(Figure record extracts)
§

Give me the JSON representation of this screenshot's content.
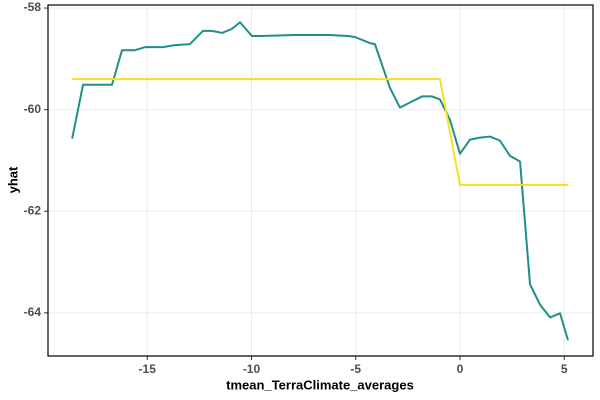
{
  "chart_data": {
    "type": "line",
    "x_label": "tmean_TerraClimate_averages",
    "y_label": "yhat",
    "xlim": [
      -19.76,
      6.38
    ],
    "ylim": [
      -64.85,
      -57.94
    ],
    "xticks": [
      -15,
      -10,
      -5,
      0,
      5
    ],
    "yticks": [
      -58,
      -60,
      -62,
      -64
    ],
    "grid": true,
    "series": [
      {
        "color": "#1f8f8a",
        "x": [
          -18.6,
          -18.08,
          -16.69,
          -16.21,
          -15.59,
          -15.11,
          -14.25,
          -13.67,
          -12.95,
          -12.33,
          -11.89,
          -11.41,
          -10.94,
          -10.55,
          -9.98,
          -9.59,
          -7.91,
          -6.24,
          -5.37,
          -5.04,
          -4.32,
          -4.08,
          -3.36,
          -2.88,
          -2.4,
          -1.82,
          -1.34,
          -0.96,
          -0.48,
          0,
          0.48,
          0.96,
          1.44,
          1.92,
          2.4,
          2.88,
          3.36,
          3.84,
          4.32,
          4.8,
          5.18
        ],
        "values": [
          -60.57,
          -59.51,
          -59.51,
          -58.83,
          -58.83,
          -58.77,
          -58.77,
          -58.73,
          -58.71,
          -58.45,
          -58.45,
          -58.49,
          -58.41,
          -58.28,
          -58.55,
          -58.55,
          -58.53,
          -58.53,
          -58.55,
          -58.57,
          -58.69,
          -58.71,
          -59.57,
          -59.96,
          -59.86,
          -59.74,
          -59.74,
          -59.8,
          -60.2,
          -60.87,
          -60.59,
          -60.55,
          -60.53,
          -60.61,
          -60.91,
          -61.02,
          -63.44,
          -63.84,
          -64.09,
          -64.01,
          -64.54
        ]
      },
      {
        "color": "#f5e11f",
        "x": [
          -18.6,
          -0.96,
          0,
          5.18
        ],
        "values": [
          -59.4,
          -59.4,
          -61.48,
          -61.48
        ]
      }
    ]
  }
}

§

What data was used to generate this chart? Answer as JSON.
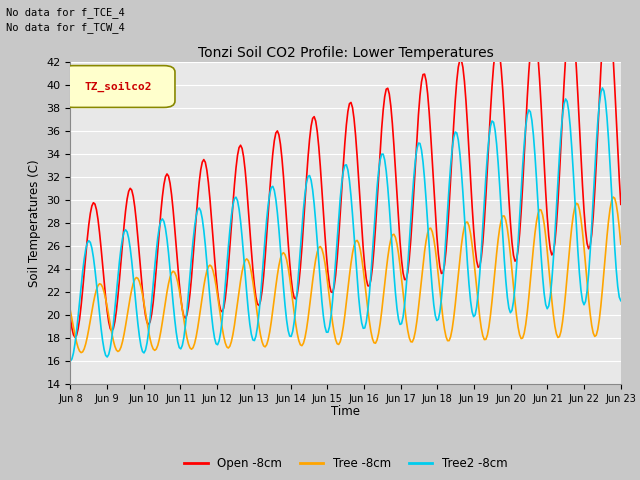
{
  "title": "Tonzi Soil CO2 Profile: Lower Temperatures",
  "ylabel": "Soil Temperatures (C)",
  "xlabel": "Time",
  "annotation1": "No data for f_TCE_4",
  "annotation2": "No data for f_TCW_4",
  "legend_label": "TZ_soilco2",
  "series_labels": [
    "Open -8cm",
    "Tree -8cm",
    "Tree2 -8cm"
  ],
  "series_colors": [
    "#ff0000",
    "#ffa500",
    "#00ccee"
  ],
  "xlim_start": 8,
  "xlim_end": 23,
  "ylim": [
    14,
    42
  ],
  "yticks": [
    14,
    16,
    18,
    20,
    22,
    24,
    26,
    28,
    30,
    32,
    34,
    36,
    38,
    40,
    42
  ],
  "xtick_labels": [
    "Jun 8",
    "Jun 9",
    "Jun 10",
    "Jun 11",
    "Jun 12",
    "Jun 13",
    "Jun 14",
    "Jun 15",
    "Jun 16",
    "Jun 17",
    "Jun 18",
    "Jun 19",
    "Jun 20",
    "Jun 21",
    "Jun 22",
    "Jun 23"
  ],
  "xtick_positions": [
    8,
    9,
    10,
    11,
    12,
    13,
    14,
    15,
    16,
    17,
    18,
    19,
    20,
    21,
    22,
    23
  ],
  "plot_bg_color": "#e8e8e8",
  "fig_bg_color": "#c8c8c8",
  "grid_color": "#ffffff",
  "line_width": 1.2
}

§

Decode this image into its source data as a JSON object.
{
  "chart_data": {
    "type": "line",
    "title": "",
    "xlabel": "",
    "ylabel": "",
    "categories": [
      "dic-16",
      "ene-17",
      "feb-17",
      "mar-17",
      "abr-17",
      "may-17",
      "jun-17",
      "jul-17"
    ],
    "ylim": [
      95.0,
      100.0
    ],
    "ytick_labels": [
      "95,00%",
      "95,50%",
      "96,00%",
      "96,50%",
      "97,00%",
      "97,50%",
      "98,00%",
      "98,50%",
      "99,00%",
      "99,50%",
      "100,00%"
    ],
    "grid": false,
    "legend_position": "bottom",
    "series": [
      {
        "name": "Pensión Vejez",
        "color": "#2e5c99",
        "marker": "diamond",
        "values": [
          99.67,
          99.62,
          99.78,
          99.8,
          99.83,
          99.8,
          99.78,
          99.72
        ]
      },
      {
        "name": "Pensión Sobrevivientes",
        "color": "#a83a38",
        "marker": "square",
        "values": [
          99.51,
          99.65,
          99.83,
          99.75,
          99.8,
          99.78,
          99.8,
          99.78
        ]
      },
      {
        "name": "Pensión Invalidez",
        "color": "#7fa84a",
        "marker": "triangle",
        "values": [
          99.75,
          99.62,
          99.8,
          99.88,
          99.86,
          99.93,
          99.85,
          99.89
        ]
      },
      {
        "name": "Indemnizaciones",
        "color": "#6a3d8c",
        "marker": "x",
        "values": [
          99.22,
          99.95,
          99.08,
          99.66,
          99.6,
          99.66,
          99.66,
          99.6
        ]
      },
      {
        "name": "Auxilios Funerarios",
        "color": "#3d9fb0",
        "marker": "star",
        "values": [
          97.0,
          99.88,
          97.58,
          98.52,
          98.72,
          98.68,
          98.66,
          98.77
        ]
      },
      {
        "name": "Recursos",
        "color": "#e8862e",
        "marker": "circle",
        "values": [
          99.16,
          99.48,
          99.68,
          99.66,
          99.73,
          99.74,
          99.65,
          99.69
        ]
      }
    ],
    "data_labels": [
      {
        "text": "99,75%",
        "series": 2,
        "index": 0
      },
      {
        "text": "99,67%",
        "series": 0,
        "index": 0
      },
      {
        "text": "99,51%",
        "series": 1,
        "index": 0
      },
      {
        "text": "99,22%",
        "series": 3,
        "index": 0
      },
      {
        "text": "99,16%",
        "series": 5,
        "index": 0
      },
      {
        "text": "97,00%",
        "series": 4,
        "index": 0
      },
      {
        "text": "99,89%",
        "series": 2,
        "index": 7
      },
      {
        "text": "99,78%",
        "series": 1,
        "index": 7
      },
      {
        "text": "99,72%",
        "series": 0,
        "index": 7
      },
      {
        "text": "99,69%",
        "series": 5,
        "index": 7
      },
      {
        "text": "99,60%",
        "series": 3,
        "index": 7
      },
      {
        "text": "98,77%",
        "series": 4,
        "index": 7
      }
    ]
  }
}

§

* _Stated task_
Count every line in the preceding entries where the string "marker" appears, then state only the total.

* _Reply to the exercise_
6